Task instructions: Within the material below, find each line bearing the word "document" and present it.
"""
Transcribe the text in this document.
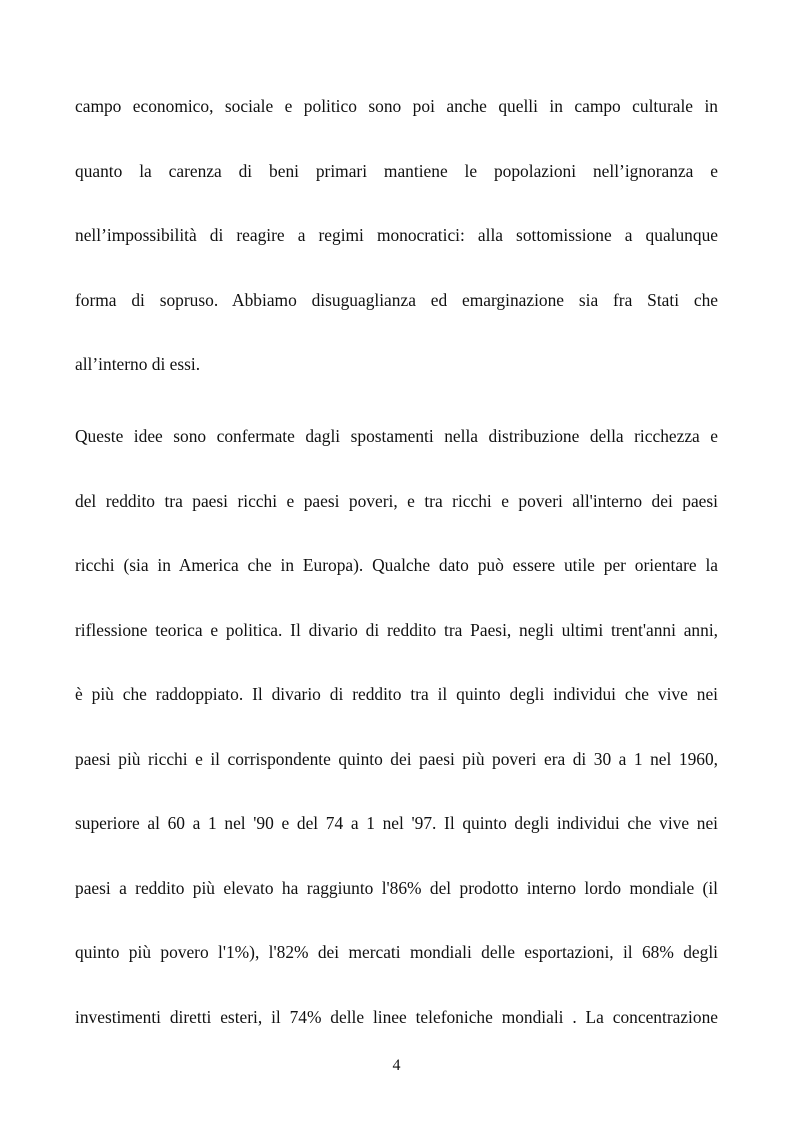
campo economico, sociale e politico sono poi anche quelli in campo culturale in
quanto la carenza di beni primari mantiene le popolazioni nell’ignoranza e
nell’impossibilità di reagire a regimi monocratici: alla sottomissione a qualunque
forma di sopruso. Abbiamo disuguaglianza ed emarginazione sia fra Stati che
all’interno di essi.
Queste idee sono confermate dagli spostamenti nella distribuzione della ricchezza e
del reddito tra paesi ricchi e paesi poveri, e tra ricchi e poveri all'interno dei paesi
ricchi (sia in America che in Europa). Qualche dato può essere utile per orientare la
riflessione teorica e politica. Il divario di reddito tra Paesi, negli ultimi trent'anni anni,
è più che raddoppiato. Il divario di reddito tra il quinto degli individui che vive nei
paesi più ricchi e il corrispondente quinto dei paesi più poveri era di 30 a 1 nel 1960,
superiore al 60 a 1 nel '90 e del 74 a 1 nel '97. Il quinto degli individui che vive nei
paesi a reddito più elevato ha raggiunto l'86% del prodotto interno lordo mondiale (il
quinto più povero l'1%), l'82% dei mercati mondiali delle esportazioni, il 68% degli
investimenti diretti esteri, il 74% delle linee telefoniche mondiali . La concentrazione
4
"""
"""
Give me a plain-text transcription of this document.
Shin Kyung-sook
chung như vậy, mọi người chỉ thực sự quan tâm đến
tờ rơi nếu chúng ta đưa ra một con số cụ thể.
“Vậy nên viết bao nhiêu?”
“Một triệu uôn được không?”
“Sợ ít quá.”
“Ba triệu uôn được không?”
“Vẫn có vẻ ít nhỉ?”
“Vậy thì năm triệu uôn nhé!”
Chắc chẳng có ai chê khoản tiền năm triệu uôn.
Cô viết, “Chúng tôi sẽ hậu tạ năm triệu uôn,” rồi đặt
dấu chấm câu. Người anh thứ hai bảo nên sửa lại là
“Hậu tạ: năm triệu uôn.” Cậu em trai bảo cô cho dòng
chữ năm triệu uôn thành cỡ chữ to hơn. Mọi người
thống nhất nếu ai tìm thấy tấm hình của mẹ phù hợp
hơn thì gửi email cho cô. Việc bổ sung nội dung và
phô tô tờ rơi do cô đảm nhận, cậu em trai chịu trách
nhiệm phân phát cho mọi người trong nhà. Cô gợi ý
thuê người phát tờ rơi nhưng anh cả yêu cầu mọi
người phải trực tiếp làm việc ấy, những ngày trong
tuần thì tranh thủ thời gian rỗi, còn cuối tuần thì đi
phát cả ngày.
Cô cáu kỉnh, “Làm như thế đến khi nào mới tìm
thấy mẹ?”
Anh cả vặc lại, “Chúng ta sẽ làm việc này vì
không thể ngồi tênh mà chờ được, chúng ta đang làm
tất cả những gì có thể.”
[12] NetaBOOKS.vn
"""
Result for this exercise:
Transcribe the text in this document.
Give me a plain-text transcription of this document.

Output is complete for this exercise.